### Exercise
Please print the full listing exactly.

═══ Provided information

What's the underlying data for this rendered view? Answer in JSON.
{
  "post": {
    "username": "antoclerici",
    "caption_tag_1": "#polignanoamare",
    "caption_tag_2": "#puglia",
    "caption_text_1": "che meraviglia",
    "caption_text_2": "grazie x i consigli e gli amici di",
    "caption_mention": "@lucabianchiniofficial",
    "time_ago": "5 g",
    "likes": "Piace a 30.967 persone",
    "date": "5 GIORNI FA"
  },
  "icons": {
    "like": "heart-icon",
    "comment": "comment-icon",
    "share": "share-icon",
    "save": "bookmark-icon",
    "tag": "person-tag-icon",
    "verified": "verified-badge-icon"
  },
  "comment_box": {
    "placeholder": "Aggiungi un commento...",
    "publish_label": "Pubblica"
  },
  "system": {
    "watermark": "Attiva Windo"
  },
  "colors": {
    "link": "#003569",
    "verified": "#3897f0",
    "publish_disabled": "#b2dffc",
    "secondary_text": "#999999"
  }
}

══════

### Response to this exercise
What's the underlying data for this rendered view? Answer in JSON.
{
  "post": {
    "username": "antoclerici",
    "caption_tag_1": "#polignanoamare",
    "caption_tag_2": "#puglia",
    "caption_text_1": "che meraviglia",
    "caption_text_2": "grazie x i consigli e gli amici di",
    "caption_mention": "@lucabianchiniofficial",
    "time_ago": "5 g",
    "likes": "Piace a 30.967 persone",
    "date": "5 GIORNI FA"
  },
  "icons": {
    "like": "heart-icon",
    "comment": "comment-icon",
    "share": "share-icon",
    "save": "bookmark-icon",
    "tag": "person-tag-icon",
    "verified": "verified-badge-icon"
  },
  "comment_box": {
    "placeholder": "Aggiungi un commento...",
    "publish_label": "Pubblica"
  },
  "system": {
    "watermark": "Attiva Windo"
  },
  "colors": {
    "link": "#003569",
    "verified": "#3897f0",
    "publish_disabled": "#b2dffc",
    "secondary_text": "#999999"
  }
}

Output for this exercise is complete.